**TAREFA PROPOSTA**
Reescreva todo o material abaixo como uma tabela em Markdown, com a coluna "Nº" para o número de ordem e a coluna "Texto" para cada linha, sem incluir as linhas em branco. Deixe as imagens de fora da resposta.

**DADOS REGISTRADOS**
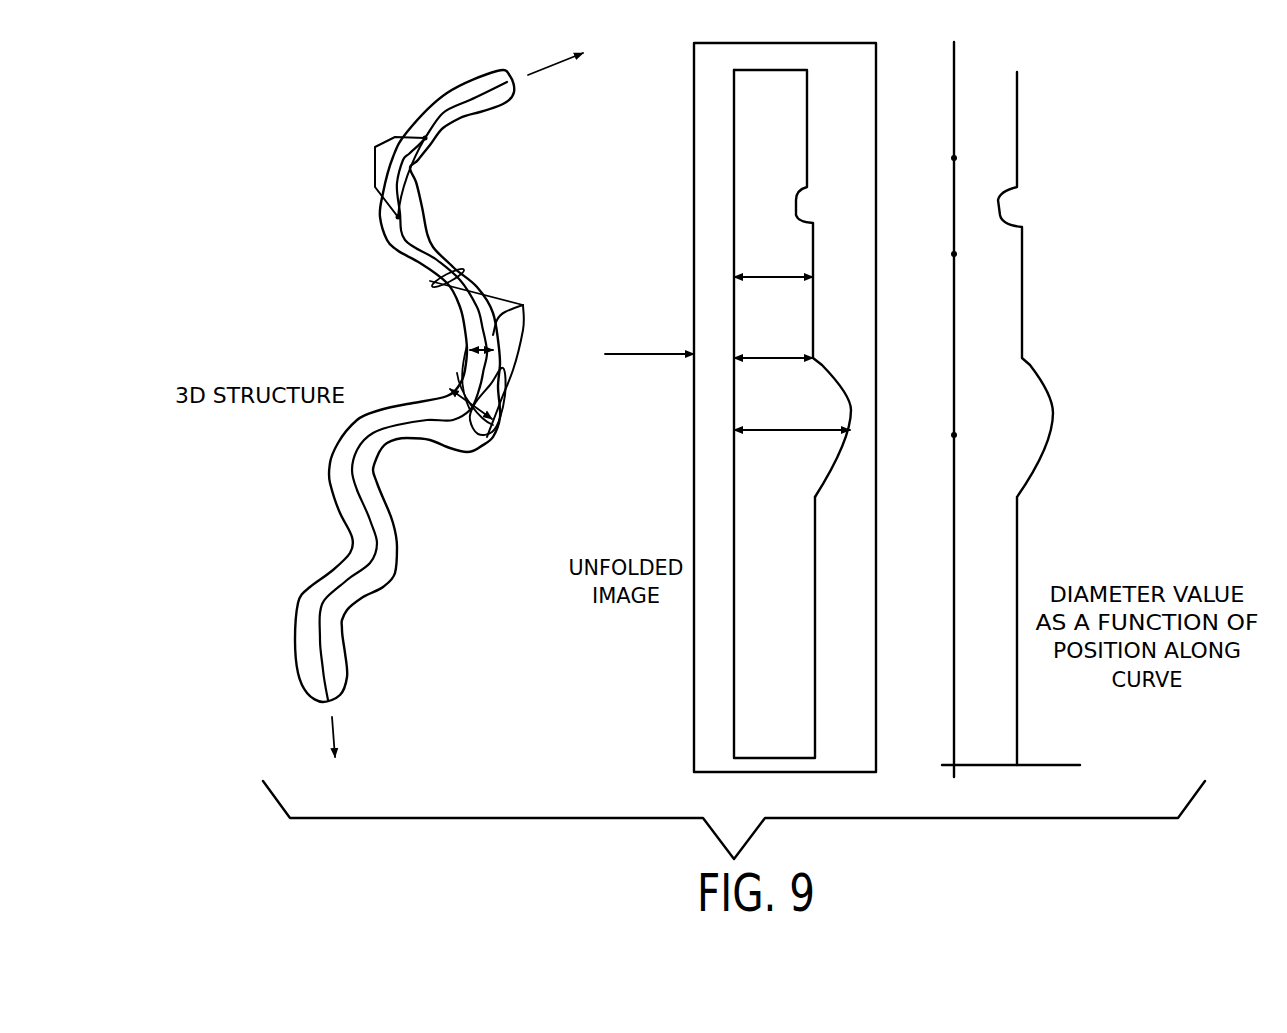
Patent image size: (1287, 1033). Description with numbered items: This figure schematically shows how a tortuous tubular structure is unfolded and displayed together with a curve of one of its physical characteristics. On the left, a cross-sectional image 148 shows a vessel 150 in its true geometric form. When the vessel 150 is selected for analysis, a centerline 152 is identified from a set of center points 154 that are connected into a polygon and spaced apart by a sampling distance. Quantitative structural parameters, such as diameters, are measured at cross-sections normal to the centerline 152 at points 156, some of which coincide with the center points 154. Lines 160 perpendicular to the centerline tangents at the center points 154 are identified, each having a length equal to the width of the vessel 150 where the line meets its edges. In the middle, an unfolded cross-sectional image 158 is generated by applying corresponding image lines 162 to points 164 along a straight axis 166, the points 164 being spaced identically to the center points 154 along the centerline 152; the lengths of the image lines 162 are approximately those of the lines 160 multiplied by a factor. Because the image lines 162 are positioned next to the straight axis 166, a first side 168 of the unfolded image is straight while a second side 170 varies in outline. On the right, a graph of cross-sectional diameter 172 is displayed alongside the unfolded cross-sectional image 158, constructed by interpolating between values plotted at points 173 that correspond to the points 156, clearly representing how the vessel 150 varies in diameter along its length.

The cross-sectional image 148 is at (484, 232).
The vessel 150 is at (452, 92).
The centerline 152 is at (474, 98).
The center points 154 is at (430, 281).
The points 156 is at (512, 440).
The unfolded cross-sectional image 158 is at (692, 278).
The lines 160 is at (525, 364).
The image lines 162 is at (763, 273).
The points 164 is at (732, 277).
The straight axis 166 is at (694, 162).
The first side 168 is at (734, 127).
The second side 170 is at (809, 140).
The graph of cross-sectional diameter 172 is at (1022, 262).
The points 173 is at (954, 158).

**RESPOSTA AO EXERCÍCIO**
| Nº | Texto |
|---|---|
| 1 | Patent image size: (1287, 1033). Description with numbered items: This figure schematically shows how a tortuous tubular structure is unfolded and displayed together with a curve of one of its physical characteristics. On the left, a cross-sectional image 148 shows a vessel 150 in its true geometric form. When the vessel 150 is selected for analysis, a centerline 152 is identified from a set of center points 154 that are connected into a polygon and spaced apart by a sampling distance. Quantitative structural parameters, such as diameters, are measured at cross-sections normal to the centerline 152 at points 156, some of which coincide with the center points 154. Lines 160 perpendicular to the centerline tangents at the center points 154 are identified, each having a length equal to the width of the vessel 150 where the line meets its edges. In the middle, an unfolded cross-sectional image 158 is generated by applying corresponding image lines 162 to points 164 along a straight axis 166, the points 164 being spaced identically to the center points 154 along the centerline 152; the lengths of the image lines 162 are approximately those of the lines 160 multiplied by a factor. Because the image lines 162 are positioned next to the straight axis 166, a first side 168 of the unfolded image is straight while a second side 170 varies in outline. On the right, a graph of cross-sectional diameter 172 is displayed alongside the unfolded cross-sectional image 158, constructed by interpolating between values plotted at points 173 that correspond to the points 156, clearly representing how the vessel 150 varies in diameter along its length. |
| 2 | The cross-sectional image 148 is at (484, 232). |
| 3 | The vessel 150 is at (452, 92). |
| 4 | The centerline 152 is at (474, 98). |
| 5 | The center points 154 is at (430, 281). |
| 6 | The points 156 is at (512, 440). |
| 7 | The unfolded cross-sectional image 158 is at (692, 278). |
| 8 | The lines 160 is at (525, 364). |
| 9 | The image lines 162 is at (763, 273). |
| 10 | The points 164 is at (732, 277). |
| 11 | The straight axis 166 is at (694, 162). |
| 12 | The first side 168 is at (734, 127). |
| 13 | The second side 170 is at (809, 140). |
| 14 | The graph of cross-sectional diameter 172 is at (1022, 262). |
| 15 | The points 173 is at (954, 158). |